%%
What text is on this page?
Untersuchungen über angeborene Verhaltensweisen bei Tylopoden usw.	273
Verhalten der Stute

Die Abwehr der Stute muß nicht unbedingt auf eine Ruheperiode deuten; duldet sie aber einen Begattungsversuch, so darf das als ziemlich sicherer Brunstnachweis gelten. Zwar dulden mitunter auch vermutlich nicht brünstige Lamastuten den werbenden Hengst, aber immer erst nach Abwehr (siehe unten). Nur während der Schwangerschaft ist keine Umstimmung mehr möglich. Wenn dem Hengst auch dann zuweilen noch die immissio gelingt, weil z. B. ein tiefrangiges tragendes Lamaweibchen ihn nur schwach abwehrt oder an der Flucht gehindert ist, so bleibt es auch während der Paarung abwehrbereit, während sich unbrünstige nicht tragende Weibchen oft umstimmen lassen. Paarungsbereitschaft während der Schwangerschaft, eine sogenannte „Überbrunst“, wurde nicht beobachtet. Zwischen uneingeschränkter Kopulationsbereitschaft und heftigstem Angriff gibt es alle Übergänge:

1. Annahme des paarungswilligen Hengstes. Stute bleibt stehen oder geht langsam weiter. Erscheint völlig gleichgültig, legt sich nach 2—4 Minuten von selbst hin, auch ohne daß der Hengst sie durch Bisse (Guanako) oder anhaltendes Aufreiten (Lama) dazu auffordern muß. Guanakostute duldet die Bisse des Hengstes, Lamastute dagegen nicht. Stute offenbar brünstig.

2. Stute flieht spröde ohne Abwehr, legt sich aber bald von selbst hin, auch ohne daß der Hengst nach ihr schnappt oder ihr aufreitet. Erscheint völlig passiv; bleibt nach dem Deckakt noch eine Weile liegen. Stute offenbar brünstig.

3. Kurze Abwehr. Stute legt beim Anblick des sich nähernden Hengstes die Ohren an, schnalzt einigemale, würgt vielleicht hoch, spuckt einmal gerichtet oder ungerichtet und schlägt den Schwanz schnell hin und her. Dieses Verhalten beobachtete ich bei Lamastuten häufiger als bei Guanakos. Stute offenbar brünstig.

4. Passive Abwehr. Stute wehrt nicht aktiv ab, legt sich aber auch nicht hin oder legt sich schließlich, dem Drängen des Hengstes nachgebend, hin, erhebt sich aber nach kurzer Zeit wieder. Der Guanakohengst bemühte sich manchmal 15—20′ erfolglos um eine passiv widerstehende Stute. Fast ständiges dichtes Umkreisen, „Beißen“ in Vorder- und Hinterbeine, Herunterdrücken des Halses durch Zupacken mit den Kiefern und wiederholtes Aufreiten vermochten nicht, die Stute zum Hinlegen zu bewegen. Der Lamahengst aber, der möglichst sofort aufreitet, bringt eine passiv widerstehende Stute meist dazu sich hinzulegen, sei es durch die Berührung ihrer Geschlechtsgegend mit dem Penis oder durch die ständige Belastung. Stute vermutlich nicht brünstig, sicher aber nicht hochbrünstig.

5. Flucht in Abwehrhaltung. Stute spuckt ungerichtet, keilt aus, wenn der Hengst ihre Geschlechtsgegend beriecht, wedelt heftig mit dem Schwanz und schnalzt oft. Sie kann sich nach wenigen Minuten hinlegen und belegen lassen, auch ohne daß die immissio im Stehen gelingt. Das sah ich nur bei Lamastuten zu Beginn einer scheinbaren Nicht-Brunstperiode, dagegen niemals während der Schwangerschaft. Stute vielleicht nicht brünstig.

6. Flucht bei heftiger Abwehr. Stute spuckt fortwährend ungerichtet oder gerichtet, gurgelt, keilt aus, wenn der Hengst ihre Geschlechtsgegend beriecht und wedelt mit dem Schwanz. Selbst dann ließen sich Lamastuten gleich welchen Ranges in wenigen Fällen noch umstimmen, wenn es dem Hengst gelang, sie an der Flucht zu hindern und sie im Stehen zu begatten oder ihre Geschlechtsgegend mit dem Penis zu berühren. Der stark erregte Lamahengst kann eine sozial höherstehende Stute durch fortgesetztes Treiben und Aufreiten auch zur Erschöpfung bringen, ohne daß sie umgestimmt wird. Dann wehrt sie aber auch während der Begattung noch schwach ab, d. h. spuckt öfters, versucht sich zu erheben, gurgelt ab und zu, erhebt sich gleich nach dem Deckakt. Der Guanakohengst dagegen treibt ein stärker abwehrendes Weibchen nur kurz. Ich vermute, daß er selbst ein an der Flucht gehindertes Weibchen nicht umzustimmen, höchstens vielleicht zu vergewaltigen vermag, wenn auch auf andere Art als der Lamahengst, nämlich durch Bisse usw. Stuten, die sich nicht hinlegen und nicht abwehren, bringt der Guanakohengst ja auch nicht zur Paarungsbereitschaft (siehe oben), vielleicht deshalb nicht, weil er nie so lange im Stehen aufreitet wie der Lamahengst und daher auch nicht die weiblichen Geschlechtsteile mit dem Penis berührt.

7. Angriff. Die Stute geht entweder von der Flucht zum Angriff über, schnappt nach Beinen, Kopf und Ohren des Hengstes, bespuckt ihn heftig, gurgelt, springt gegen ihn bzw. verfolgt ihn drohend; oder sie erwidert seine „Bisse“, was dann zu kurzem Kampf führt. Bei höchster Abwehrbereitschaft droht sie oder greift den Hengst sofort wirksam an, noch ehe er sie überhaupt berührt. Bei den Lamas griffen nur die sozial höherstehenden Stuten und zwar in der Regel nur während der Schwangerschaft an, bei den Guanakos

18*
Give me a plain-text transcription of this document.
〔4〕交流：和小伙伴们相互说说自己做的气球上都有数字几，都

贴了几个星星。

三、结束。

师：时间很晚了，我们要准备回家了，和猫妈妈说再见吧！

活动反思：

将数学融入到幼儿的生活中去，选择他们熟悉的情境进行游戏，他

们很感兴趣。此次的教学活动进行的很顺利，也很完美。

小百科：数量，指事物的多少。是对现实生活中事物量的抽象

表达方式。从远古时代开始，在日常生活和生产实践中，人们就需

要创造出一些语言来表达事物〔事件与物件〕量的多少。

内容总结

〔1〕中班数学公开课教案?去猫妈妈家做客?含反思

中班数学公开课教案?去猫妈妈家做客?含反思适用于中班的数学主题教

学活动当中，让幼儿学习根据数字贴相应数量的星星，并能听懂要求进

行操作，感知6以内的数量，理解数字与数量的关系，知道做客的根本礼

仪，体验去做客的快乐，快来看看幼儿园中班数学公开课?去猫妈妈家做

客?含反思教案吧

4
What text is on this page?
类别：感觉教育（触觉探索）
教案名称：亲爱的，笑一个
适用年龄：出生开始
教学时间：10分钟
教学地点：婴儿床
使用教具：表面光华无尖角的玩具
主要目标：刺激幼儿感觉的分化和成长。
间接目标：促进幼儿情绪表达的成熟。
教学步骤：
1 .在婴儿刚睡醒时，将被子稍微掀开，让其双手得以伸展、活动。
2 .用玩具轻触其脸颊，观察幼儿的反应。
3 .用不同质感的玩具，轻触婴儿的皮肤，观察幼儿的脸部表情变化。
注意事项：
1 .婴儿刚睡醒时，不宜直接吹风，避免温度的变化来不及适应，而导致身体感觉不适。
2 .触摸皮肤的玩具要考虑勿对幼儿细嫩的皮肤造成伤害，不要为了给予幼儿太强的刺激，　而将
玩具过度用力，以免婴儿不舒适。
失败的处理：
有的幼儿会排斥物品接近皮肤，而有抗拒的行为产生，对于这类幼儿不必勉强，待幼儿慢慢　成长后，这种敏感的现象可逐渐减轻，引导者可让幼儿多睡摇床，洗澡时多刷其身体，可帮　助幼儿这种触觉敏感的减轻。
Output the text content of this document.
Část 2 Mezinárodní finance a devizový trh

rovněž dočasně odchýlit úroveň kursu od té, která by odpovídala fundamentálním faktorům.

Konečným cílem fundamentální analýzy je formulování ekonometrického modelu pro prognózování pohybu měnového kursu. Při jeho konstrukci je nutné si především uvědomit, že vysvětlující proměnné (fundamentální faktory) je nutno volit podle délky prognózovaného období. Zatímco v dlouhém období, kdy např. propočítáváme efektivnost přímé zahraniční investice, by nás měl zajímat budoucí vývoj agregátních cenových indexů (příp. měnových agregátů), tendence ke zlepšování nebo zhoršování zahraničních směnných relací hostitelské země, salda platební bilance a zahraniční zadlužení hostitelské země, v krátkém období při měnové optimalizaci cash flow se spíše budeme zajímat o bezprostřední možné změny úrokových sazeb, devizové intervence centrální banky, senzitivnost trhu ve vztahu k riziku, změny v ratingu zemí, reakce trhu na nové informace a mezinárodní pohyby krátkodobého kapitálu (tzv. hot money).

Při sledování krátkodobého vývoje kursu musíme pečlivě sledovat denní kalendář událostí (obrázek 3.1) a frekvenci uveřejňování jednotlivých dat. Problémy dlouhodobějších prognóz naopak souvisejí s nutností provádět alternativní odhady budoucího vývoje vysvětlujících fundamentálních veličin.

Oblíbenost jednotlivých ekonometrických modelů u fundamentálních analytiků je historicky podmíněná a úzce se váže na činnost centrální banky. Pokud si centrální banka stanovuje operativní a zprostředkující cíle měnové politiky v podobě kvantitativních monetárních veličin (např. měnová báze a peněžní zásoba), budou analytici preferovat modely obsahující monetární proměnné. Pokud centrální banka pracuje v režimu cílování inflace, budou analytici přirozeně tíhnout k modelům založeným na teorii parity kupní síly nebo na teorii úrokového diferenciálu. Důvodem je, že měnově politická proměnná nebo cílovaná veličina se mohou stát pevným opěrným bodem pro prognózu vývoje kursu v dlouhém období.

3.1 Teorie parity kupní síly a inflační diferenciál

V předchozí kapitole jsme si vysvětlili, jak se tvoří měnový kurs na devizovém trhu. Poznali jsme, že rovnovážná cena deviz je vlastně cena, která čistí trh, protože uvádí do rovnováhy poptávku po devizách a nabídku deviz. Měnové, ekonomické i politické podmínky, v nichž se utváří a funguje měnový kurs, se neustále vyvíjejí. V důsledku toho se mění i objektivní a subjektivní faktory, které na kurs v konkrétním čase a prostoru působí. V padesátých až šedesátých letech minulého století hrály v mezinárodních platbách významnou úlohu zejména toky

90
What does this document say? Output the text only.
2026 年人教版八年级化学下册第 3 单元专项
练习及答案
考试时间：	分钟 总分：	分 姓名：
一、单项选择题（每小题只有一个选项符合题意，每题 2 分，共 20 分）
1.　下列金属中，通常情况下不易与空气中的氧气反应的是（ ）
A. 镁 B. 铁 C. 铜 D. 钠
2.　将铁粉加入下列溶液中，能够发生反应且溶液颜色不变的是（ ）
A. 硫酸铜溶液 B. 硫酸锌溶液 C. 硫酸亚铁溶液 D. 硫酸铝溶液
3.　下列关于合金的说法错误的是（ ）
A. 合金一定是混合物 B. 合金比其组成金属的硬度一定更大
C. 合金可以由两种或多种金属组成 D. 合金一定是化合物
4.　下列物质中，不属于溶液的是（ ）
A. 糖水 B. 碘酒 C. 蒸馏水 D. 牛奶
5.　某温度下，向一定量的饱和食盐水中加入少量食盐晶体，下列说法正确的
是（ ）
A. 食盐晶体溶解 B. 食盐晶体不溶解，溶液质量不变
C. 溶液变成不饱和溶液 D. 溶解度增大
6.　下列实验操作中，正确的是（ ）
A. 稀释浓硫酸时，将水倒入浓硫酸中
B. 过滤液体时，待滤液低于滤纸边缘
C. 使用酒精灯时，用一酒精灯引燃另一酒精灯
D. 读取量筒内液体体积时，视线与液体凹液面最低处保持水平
%%
■ WRITTEN PROBLEM
All lines that include "Angriff" are to be gathered and copied.

■ RESULT FOR THIS TASK
Die Abwehr der Stute muß nicht unbedingt auf eine Ruheperiode deuten; duldet sie aber einen Begattungsversuch, so darf das als ziemlich sicherer Brunstnachweis gelten. Zwar dulden mitunter auch vermutlich nicht brünstige Lamastuten den werbenden Hengst, aber immer erst nach Abwehr (siehe unten). Nur während der Schwangerschaft ist keine Umstimmung mehr möglich. Wenn dem Hengst auch dann zuweilen noch die immissio gelingt, weil z. B. ein tiefrangiges tragendes Lamaweibchen ihn nur schwach abwehrt oder an der Flucht gehindert ist, so bleibt es auch während der Paarung abwehrbereit, während sich unbrünstige nicht tragende Weibchen oft umstimmen lassen. Paarungsbereitschaft während der Schwangerschaft, eine sogenannte „Überbrunst“, wurde nicht beobachtet. Zwischen uneingeschränkter Kopulationsbereitschaft und heftigstem Angriff gibt es alle Übergänge:
7. Angriff. Die Stute geht entweder von der Flucht zum Angriff über, schnappt nach Beinen, Kopf und Ohren des Hengstes, bespuckt ihn heftig, gurgelt, springt gegen ihn bzw. verfolgt ihn drohend; oder sie erwidert seine „Bisse“, was dann zu kurzem Kampf führt. Bei höchster Abwehrbereitschaft droht sie oder greift den Hengst sofort wirksam an, noch ehe er sie überhaupt berührt. Bei den Lamas griffen nur die sozial höherstehenden Stuten und zwar in der Regel nur während der Schwangerschaft an, bei den Guanakos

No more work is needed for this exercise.